» **REQUIREMENTS**
What follows is a set of records; repeat all of them exactly.

» **EXTRACTED MATERIAL**
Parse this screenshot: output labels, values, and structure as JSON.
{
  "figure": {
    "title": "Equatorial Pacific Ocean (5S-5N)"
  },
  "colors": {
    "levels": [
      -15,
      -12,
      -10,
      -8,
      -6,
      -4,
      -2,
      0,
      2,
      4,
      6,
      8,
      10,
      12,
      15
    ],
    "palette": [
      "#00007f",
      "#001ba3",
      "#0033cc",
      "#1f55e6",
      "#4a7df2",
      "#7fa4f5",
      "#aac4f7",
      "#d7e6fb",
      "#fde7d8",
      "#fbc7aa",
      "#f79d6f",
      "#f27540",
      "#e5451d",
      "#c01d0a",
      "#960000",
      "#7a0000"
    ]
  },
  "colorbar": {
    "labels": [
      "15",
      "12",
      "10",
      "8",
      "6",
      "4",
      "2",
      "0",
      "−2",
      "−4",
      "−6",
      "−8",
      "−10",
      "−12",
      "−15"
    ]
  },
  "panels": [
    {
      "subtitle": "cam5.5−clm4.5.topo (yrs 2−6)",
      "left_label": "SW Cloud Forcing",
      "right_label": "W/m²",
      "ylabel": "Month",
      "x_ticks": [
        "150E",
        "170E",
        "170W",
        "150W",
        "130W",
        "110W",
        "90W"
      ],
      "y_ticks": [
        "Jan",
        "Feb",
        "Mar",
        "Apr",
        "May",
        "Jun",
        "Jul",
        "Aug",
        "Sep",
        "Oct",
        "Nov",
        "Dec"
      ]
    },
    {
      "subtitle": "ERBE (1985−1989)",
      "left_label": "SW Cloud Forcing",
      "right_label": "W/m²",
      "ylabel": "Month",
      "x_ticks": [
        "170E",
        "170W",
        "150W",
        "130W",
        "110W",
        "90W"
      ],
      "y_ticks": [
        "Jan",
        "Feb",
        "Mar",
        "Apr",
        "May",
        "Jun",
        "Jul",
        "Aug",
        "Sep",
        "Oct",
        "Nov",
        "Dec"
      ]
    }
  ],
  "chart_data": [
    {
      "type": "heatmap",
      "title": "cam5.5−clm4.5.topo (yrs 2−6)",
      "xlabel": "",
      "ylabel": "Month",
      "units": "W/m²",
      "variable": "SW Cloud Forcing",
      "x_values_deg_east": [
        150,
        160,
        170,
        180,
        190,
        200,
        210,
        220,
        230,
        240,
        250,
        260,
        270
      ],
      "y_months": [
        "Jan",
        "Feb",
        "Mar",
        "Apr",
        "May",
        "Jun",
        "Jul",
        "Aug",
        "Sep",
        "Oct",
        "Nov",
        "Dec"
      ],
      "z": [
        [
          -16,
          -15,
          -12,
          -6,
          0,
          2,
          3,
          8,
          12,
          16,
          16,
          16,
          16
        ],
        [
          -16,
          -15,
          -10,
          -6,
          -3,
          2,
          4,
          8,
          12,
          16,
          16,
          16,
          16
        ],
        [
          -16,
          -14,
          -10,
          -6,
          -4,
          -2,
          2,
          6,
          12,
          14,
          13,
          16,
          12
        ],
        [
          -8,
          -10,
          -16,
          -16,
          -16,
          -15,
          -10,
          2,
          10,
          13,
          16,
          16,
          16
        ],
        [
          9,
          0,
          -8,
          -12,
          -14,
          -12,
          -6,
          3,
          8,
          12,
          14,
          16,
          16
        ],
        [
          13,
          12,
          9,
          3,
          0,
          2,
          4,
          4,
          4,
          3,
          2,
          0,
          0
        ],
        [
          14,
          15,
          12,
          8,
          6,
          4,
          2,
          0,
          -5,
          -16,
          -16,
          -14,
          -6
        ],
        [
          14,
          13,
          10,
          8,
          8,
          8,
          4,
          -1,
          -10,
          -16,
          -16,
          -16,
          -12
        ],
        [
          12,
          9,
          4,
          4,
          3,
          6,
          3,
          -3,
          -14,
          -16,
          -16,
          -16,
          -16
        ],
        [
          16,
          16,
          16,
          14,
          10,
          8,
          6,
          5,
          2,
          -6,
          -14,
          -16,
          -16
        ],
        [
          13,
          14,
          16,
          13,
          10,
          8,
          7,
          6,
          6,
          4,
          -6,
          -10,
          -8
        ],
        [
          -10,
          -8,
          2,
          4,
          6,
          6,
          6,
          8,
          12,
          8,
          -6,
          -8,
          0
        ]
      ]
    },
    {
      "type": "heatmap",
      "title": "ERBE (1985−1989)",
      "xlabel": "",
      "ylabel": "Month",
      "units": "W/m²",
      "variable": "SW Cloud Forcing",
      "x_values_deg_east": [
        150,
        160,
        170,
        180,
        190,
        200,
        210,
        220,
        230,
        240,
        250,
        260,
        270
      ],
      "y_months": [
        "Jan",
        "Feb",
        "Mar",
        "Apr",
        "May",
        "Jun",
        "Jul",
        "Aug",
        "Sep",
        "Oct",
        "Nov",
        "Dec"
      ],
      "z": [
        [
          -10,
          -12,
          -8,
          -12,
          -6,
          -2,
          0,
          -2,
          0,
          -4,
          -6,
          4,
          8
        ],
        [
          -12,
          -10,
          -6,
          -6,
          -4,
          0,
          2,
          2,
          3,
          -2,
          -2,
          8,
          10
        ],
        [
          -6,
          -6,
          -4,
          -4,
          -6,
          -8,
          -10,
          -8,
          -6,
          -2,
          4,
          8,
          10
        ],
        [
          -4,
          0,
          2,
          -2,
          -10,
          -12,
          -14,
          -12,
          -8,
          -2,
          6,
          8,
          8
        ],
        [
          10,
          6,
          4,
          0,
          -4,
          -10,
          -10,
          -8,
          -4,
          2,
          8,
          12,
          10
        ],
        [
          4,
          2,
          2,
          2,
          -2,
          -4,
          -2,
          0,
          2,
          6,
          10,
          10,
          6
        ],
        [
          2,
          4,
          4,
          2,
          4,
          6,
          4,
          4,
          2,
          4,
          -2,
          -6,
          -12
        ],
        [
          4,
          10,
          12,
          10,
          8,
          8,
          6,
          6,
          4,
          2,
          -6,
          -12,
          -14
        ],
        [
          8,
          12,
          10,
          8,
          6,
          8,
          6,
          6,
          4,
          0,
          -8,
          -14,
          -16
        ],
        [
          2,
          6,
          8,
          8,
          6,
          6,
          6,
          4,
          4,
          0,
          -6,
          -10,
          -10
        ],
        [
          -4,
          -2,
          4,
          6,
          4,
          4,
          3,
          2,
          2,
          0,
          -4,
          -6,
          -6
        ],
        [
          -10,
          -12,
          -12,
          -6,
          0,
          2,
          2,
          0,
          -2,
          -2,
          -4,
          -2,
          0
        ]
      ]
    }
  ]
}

» **RESULT OF THE TASK**
Parse this screenshot: output labels, values, and structure as JSON.
{
  "figure": {
    "title": "Equatorial Pacific Ocean (5S-5N)"
  },
  "colors": {
    "levels": [
      -15,
      -12,
      -10,
      -8,
      -6,
      -4,
      -2,
      0,
      2,
      4,
      6,
      8,
      10,
      12,
      15
    ],
    "palette": [
      "#00007f",
      "#001ba3",
      "#0033cc",
      "#1f55e6",
      "#4a7df2",
      "#7fa4f5",
      "#aac4f7",
      "#d7e6fb",
      "#fde7d8",
      "#fbc7aa",
      "#f79d6f",
      "#f27540",
      "#e5451d",
      "#c01d0a",
      "#960000",
      "#7a0000"
    ]
  },
  "colorbar": {
    "labels": [
      "15",
      "12",
      "10",
      "8",
      "6",
      "4",
      "2",
      "0",
      "−2",
      "−4",
      "−6",
      "−8",
      "−10",
      "−12",
      "−15"
    ]
  },
  "panels": [
    {
      "subtitle": "cam5.5−clm4.5.topo (yrs 2−6)",
      "left_label": "SW Cloud Forcing",
      "right_label": "W/m²",
      "ylabel": "Month",
      "x_ticks": [
        "150E",
        "170E",
        "170W",
        "150W",
        "130W",
        "110W",
        "90W"
      ],
      "y_ticks": [
        "Jan",
        "Feb",
        "Mar",
        "Apr",
        "May",
        "Jun",
        "Jul",
        "Aug",
        "Sep",
        "Oct",
        "Nov",
        "Dec"
      ]
    },
    {
      "subtitle": "ERBE (1985−1989)",
      "left_label": "SW Cloud Forcing",
      "right_label": "W/m²",
      "ylabel": "Month",
      "x_ticks": [
        "170E",
        "170W",
        "150W",
        "130W",
        "110W",
        "90W"
      ],
      "y_ticks": [
        "Jan",
        "Feb",
        "Mar",
        "Apr",
        "May",
        "Jun",
        "Jul",
        "Aug",
        "Sep",
        "Oct",
        "Nov",
        "Dec"
      ]
    }
  ],
  "chart_data": [
    {
      "type": "heatmap",
      "title": "cam5.5−clm4.5.topo (yrs 2−6)",
      "xlabel": "",
      "ylabel": "Month",
      "units": "W/m²",
      "variable": "SW Cloud Forcing",
      "x_values_deg_east": [
        150,
        160,
        170,
        180,
        190,
        200,
        210,
        220,
        230,
        240,
        250,
        260,
        270
      ],
      "y_months": [
        "Jan",
        "Feb",
        "Mar",
        "Apr",
        "May",
        "Jun",
        "Jul",
        "Aug",
        "Sep",
        "Oct",
        "Nov",
        "Dec"
      ],
      "z": [
        [
          -16,
          -15,
          -12,
          -6,
          0,
          2,
          3,
          8,
          12,
          16,
          16,
          16,
          16
        ],
        [
          -16,
          -15,
          -10,
          -6,
          -3,
          2,
          4,
          8,
          12,
          16,
          16,
          16,
          16
        ],
        [
          -16,
          -14,
          -10,
          -6,
          -4,
          -2,
          2,
          6,
          12,
          14,
          13,
          16,
          12
        ],
        [
          -8,
          -10,
          -16,
          -16,
          -16,
          -15,
          -10,
          2,
          10,
          13,
          16,
          16,
          16
        ],
        [
          9,
          0,
          -8,
          -12,
          -14,
          -12,
          -6,
          3,
          8,
          12,
          14,
          16,
          16
        ],
        [
          13,
          12,
          9,
          3,
          0,
          2,
          4,
          4,
          4,
          3,
          2,
          0,
          0
        ],
        [
          14,
          15,
          12,
          8,
          6,
          4,
          2,
          0,
          -5,
          -16,
          -16,
          -14,
          -6
        ],
        [
          14,
          13,
          10,
          8,
          8,
          8,
          4,
          -1,
          -10,
          -16,
          -16,
          -16,
          -12
        ],
        [
          12,
          9,
          4,
          4,
          3,
          6,
          3,
          -3,
          -14,
          -16,
          -16,
          -16,
          -16
        ],
        [
          16,
          16,
          16,
          14,
          10,
          8,
          6,
          5,
          2,
          -6,
          -14,
          -16,
          -16
        ],
        [
          13,
          14,
          16,
          13,
          10,
          8,
          7,
          6,
          6,
          4,
          -6,
          -10,
          -8
        ],
        [
          -10,
          -8,
          2,
          4,
          6,
          6,
          6,
          8,
          12,
          8,
          -6,
          -8,
          0
        ]
      ]
    },
    {
      "type": "heatmap",
      "title": "ERBE (1985−1989)",
      "xlabel": "",
      "ylabel": "Month",
      "units": "W/m²",
      "variable": "SW Cloud Forcing",
      "x_values_deg_east": [
        150,
        160,
        170,
        180,
        190,
        200,
        210,
        220,
        230,
        240,
        250,
        260,
        270
      ],
      "y_months": [
        "Jan",
        "Feb",
        "Mar",
        "Apr",
        "May",
        "Jun",
        "Jul",
        "Aug",
        "Sep",
        "Oct",
        "Nov",
        "Dec"
      ],
      "z": [
        [
          -10,
          -12,
          -8,
          -12,
          -6,
          -2,
          0,
          -2,
          0,
          -4,
          -6,
          4,
          8
        ],
        [
          -12,
          -10,
          -6,
          -6,
          -4,
          0,
          2,
          2,
          3,
          -2,
          -2,
          8,
          10
        ],
        [
          -6,
          -6,
          -4,
          -4,
          -6,
          -8,
          -10,
          -8,
          -6,
          -2,
          4,
          8,
          10
        ],
        [
          -4,
          0,
          2,
          -2,
          -10,
          -12,
          -14,
          -12,
          -8,
          -2,
          6,
          8,
          8
        ],
        [
          10,
          6,
          4,
          0,
          -4,
          -10,
          -10,
          -8,
          -4,
          2,
          8,
          12,
          10
        ],
        [
          4,
          2,
          2,
          2,
          -2,
          -4,
          -2,
          0,
          2,
          6,
          10,
          10,
          6
        ],
        [
          2,
          4,
          4,
          2,
          4,
          6,
          4,
          4,
          2,
          4,
          -2,
          -6,
          -12
        ],
        [
          4,
          10,
          12,
          10,
          8,
          8,
          6,
          6,
          4,
          2,
          -6,
          -12,
          -14
        ],
        [
          8,
          12,
          10,
          8,
          6,
          8,
          6,
          6,
          4,
          0,
          -8,
          -14,
          -16
        ],
        [
          2,
          6,
          8,
          8,
          6,
          6,
          6,
          4,
          4,
          0,
          -6,
          -10,
          -10
        ],
        [
          -4,
          -2,
          4,
          6,
          4,
          4,
          3,
          2,
          2,
          0,
          -4,
          -6,
          -6
        ],
        [
          -10,
          -12,
          -12,
          -6,
          0,
          2,
          2,
          0,
          -2,
          -2,
          -4,
          -2,
          0
        ]
      ]
    }
  ]
}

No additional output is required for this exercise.